#### Data for this exercise:
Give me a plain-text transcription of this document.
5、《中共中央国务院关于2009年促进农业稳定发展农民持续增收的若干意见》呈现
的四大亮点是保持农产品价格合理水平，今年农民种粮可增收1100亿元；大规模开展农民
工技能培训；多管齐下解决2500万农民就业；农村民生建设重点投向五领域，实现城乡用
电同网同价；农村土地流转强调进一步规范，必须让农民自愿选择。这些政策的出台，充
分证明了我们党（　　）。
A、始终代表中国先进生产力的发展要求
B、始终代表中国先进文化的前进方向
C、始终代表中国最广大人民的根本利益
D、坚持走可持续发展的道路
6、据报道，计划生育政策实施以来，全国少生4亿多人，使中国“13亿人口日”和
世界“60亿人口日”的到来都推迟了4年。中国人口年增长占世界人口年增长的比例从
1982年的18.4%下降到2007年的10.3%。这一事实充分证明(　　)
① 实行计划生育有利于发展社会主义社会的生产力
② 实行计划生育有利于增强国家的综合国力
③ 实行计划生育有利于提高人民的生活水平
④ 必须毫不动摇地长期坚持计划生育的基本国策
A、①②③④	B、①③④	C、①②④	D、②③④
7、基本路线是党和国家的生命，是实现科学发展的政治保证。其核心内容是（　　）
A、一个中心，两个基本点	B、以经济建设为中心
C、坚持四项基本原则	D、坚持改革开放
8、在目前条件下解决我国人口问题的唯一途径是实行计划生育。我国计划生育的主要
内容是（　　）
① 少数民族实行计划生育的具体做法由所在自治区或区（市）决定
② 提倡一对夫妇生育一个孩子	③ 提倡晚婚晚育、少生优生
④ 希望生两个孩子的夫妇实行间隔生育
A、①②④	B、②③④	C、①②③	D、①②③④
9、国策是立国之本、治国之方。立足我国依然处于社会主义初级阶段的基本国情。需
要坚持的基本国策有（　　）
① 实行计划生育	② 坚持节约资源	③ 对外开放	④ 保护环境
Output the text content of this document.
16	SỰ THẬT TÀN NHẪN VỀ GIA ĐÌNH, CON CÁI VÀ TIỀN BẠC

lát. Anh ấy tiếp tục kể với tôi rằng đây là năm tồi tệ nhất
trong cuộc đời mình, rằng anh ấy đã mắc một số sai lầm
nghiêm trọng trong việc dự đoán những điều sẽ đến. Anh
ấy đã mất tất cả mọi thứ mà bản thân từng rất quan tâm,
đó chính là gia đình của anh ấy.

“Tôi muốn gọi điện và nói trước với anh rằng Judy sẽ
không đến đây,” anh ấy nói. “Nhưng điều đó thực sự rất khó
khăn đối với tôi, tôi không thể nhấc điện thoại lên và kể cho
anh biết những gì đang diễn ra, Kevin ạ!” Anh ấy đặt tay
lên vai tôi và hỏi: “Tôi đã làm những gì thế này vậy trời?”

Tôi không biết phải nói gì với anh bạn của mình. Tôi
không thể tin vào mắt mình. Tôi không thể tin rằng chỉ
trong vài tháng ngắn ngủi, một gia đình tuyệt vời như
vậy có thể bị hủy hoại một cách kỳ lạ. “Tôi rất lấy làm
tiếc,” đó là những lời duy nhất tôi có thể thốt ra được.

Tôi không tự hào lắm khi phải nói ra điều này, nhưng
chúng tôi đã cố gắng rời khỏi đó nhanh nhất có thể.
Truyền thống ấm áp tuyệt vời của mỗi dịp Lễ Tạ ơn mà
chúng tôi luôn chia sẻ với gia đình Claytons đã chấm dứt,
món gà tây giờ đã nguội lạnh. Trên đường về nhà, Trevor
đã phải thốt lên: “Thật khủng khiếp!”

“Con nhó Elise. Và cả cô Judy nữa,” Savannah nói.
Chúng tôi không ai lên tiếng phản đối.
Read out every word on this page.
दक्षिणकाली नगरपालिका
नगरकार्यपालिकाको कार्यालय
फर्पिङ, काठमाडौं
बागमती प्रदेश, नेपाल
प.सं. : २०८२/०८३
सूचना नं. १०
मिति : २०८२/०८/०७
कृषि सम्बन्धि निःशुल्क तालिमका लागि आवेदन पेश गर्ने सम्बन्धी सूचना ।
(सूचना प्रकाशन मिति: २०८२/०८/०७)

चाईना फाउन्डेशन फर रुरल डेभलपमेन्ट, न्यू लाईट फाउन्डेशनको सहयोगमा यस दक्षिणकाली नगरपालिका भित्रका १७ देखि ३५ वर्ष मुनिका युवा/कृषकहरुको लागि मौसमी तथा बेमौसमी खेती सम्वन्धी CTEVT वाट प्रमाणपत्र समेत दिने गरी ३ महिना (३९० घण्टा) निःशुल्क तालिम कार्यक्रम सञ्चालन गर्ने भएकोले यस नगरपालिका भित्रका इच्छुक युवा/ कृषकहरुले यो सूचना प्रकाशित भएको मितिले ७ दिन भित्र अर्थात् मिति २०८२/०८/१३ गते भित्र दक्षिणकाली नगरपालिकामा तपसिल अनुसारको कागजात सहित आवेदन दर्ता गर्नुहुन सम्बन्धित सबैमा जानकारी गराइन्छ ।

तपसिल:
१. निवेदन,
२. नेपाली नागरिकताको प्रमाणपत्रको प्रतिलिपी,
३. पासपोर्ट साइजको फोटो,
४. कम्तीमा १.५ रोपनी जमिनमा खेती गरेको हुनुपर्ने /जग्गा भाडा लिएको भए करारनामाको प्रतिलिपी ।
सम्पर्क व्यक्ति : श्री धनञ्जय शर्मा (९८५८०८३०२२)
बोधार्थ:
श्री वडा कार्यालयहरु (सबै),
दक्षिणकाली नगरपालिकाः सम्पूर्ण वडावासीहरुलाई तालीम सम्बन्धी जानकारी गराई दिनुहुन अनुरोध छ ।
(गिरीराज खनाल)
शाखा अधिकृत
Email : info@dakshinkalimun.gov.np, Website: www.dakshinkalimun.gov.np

#### Request:
Each record above should be returned exactly as it appears.

#### Response for this exercise:
Give me a plain-text transcription of this document.
5、《中共中央国务院关于2009年促进农业稳定发展农民持续增收的若干意见》呈现
的四大亮点是保持农产品价格合理水平，今年农民种粮可增收1100亿元；大规模开展农民
工技能培训；多管齐下解决2500万农民就业；农村民生建设重点投向五领域，实现城乡用
电同网同价；农村土地流转强调进一步规范，必须让农民自愿选择。这些政策的出台，充
分证明了我们党（　　）。
A、始终代表中国先进生产力的发展要求
B、始终代表中国先进文化的前进方向
C、始终代表中国最广大人民的根本利益
D、坚持走可持续发展的道路
6、据报道，计划生育政策实施以来，全国少生4亿多人，使中国“13亿人口日”和
世界“60亿人口日”的到来都推迟了4年。中国人口年增长占世界人口年增长的比例从
1982年的18.4%下降到2007年的10.3%。这一事实充分证明(　　)
① 实行计划生育有利于发展社会主义社会的生产力
② 实行计划生育有利于增强国家的综合国力
③ 实行计划生育有利于提高人民的生活水平
④ 必须毫不动摇地长期坚持计划生育的基本国策
A、①②③④	B、①③④	C、①②④	D、②③④
7、基本路线是党和国家的生命，是实现科学发展的政治保证。其核心内容是（　　）
A、一个中心，两个基本点	B、以经济建设为中心
C、坚持四项基本原则	D、坚持改革开放
8、在目前条件下解决我国人口问题的唯一途径是实行计划生育。我国计划生育的主要
内容是（　　）
① 少数民族实行计划生育的具体做法由所在自治区或区（市）决定
② 提倡一对夫妇生育一个孩子	③ 提倡晚婚晚育、少生优生
④ 希望生两个孩子的夫妇实行间隔生育
A、①②④	B、②③④	C、①②③	D、①②③④
9、国策是立国之本、治国之方。立足我国依然处于社会主义初级阶段的基本国情。需
要坚持的基本国策有（　　）
① 实行计划生育	② 坚持节约资源	③ 对外开放	④ 保护环境
Output the text content of this document.
16	SỰ THẬT TÀN NHẪN VỀ GIA ĐÌNH, CON CÁI VÀ TIỀN BẠC

lát. Anh ấy tiếp tục kể với tôi rằng đây là năm tồi tệ nhất
trong cuộc đời mình, rằng anh ấy đã mắc một số sai lầm
nghiêm trọng trong việc dự đoán những điều sẽ đến. Anh
ấy đã mất tất cả mọi thứ mà bản thân từng rất quan tâm,
đó chính là gia đình của anh ấy.

“Tôi muốn gọi điện và nói trước với anh rằng Judy sẽ
không đến đây,” anh ấy nói. “Nhưng điều đó thực sự rất khó
khăn đối với tôi, tôi không thể nhấc điện thoại lên và kể cho
anh biết những gì đang diễn ra, Kevin ạ!” Anh ấy đặt tay
lên vai tôi và hỏi: “Tôi đã làm những gì thế này vậy trời?”

Tôi không biết phải nói gì với anh bạn của mình. Tôi
không thể tin vào mắt mình. Tôi không thể tin rằng chỉ
trong vài tháng ngắn ngủi, một gia đình tuyệt vời như
vậy có thể bị hủy hoại một cách kỳ lạ. “Tôi rất lấy làm
tiếc,” đó là những lời duy nhất tôi có thể thốt ra được.

Tôi không tự hào lắm khi phải nói ra điều này, nhưng
chúng tôi đã cố gắng rời khỏi đó nhanh nhất có thể.
Truyền thống ấm áp tuyệt vời của mỗi dịp Lễ Tạ ơn mà
chúng tôi luôn chia sẻ với gia đình Claytons đã chấm dứt,
món gà tây giờ đã nguội lạnh. Trên đường về nhà, Trevor
đã phải thốt lên: “Thật khủng khiếp!”

“Con nhó Elise. Và cả cô Judy nữa,” Savannah nói.
Chúng tôi không ai lên tiếng phản đối.
Read out every word on this page.
दक्षिणकाली नगरपालिका
नगरकार्यपालिकाको कार्यालय
फर्पिङ, काठमाडौं
बागमती प्रदेश, नेपाल
प.सं. : २०८२/०८३
सूचना नं. १०
मिति : २०८२/०८/०७
कृषि सम्बन्धि निःशुल्क तालिमका लागि आवेदन पेश गर्ने सम्बन्धी सूचना ।
(सूचना प्रकाशन मिति: २०८२/०८/०७)

चाईना फाउन्डेशन फर रुरल डेभलपमेन्ट, न्यू लाईट फाउन्डेशनको सहयोगमा यस दक्षिणकाली नगरपालिका भित्रका १७ देखि ३५ वर्ष मुनिका युवा/कृषकहरुको लागि मौसमी तथा बेमौसमी खेती सम्वन्धी CTEVT वाट प्रमाणपत्र समेत दिने गरी ३ महिना (३९० घण्टा) निःशुल्क तालिम कार्यक्रम सञ्चालन गर्ने भएकोले यस नगरपालिका भित्रका इच्छुक युवा/ कृषकहरुले यो सूचना प्रकाशित भएको मितिले ७ दिन भित्र अर्थात् मिति २०८२/०८/१३ गते भित्र दक्षिणकाली नगरपालिकामा तपसिल अनुसारको कागजात सहित आवेदन दर्ता गर्नुहुन सम्बन्धित सबैमा जानकारी गराइन्छ ।

तपसिल:
१. निवेदन,
२. नेपाली नागरिकताको प्रमाणपत्रको प्रतिलिपी,
३. पासपोर्ट साइजको फोटो,
४. कम्तीमा १.५ रोपनी जमिनमा खेती गरेको हुनुपर्ने /जग्गा भाडा लिएको भए करारनामाको प्रतिलिपी ।
सम्पर्क व्यक्ति : श्री धनञ्जय शर्मा (९८५८०८३०२२)
बोधार्थ:
श्री वडा कार्यालयहरु (सबै),
दक्षिणकाली नगरपालिकाः सम्पूर्ण वडावासीहरुलाई तालीम सम्बन्धी जानकारी गराई दिनुहुन अनुरोध छ ।
(गिरीराज खनाल)
शाखा अधिकृत
Email : info@dakshinkalimun.gov.np, Website: www.dakshinkalimun.gov.np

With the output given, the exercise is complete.